EXERCISE OBJECTIVE: Output each line exactly as it appears, skipping any embedded picture.

────────────────

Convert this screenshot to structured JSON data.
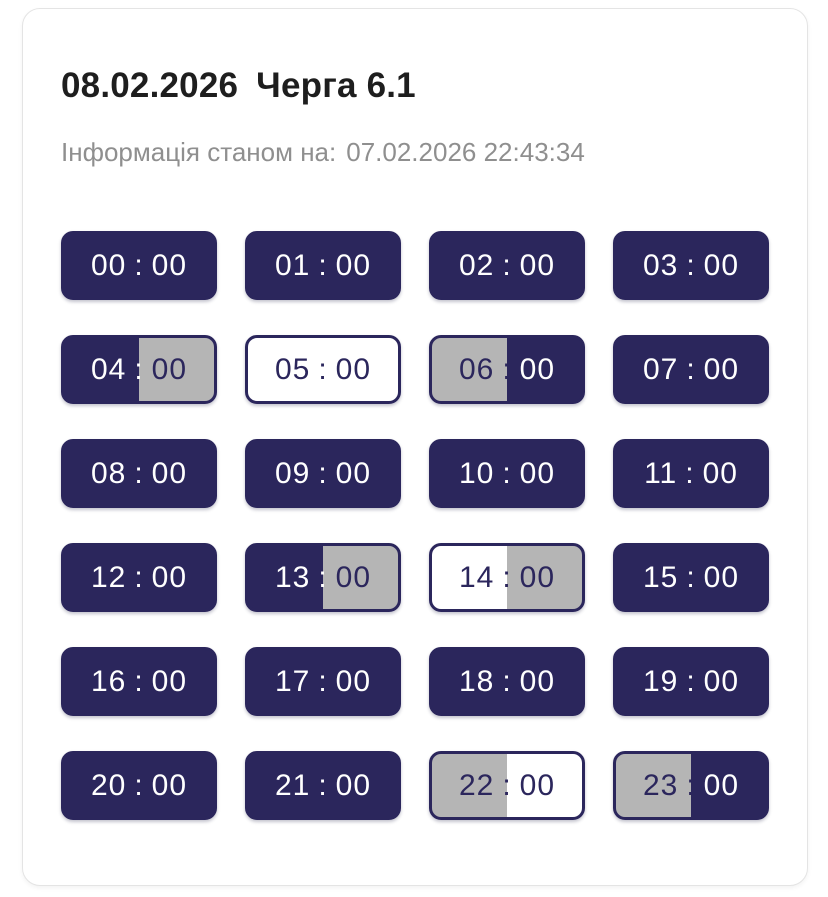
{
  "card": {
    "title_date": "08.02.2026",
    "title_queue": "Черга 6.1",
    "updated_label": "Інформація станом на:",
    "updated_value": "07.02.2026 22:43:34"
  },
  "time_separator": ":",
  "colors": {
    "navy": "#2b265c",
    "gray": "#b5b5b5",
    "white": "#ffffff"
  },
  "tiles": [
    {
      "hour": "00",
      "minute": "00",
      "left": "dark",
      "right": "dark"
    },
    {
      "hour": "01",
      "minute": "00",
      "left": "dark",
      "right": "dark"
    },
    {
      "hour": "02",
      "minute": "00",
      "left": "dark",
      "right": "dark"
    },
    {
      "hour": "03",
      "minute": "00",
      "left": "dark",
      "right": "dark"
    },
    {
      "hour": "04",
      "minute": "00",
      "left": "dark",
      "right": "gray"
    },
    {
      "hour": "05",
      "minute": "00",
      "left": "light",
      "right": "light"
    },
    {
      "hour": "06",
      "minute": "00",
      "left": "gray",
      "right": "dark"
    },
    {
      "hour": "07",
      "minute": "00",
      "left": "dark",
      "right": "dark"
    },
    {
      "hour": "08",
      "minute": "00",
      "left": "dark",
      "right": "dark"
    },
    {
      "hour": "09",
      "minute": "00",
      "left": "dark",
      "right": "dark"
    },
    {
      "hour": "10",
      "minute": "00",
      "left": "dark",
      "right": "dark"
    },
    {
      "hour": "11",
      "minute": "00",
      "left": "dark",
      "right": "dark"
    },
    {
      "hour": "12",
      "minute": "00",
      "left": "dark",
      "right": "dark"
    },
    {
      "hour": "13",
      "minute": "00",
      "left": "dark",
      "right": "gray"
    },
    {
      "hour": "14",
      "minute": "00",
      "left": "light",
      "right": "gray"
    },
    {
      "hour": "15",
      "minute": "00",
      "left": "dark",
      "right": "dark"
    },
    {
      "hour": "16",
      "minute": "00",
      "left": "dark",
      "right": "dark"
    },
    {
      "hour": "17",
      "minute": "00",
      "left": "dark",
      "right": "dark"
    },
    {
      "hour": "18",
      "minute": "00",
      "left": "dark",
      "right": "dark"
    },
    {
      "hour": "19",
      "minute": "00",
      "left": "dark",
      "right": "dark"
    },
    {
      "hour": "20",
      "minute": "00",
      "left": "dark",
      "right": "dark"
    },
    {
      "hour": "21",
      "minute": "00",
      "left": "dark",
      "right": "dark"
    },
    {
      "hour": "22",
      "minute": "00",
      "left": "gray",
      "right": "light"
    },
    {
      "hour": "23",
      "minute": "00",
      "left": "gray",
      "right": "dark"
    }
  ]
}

────────────────

COMPLETE ANSWER:
Convert this screenshot to structured JSON data.
{
  "card": {
    "title_date": "08.02.2026",
    "title_queue": "Черга 6.1",
    "updated_label": "Інформація станом на:",
    "updated_value": "07.02.2026 22:43:34"
  },
  "time_separator": ":",
  "colors": {
    "navy": "#2b265c",
    "gray": "#b5b5b5",
    "white": "#ffffff"
  },
  "tiles": [
    {
      "hour": "00",
      "minute": "00",
      "left": "dark",
      "right": "dark"
    },
    {
      "hour": "01",
      "minute": "00",
      "left": "dark",
      "right": "dark"
    },
    {
      "hour": "02",
      "minute": "00",
      "left": "dark",
      "right": "dark"
    },
    {
      "hour": "03",
      "minute": "00",
      "left": "dark",
      "right": "dark"
    },
    {
      "hour": "04",
      "minute": "00",
      "left": "dark",
      "right": "gray"
    },
    {
      "hour": "05",
      "minute": "00",
      "left": "light",
      "right": "light"
    },
    {
      "hour": "06",
      "minute": "00",
      "left": "gray",
      "right": "dark"
    },
    {
      "hour": "07",
      "minute": "00",
      "left": "dark",
      "right": "dark"
    },
    {
      "hour": "08",
      "minute": "00",
      "left": "dark",
      "right": "dark"
    },
    {
      "hour": "09",
      "minute": "00",
      "left": "dark",
      "right": "dark"
    },
    {
      "hour": "10",
      "minute": "00",
      "left": "dark",
      "right": "dark"
    },
    {
      "hour": "11",
      "minute": "00",
      "left": "dark",
      "right": "dark"
    },
    {
      "hour": "12",
      "minute": "00",
      "left": "dark",
      "right": "dark"
    },
    {
      "hour": "13",
      "minute": "00",
      "left": "dark",
      "right": "gray"
    },
    {
      "hour": "14",
      "minute": "00",
      "left": "light",
      "right": "gray"
    },
    {
      "hour": "15",
      "minute": "00",
      "left": "dark",
      "right": "dark"
    },
    {
      "hour": "16",
      "minute": "00",
      "left": "dark",
      "right": "dark"
    },
    {
      "hour": "17",
      "minute": "00",
      "left": "dark",
      "right": "dark"
    },
    {
      "hour": "18",
      "minute": "00",
      "left": "dark",
      "right": "dark"
    },
    {
      "hour": "19",
      "minute": "00",
      "left": "dark",
      "right": "dark"
    },
    {
      "hour": "20",
      "minute": "00",
      "left": "dark",
      "right": "dark"
    },
    {
      "hour": "21",
      "minute": "00",
      "left": "dark",
      "right": "dark"
    },
    {
      "hour": "22",
      "minute": "00",
      "left": "gray",
      "right": "light"
    },
    {
      "hour": "23",
      "minute": "00",
      "left": "gray",
      "right": "dark"
    }
  ]
}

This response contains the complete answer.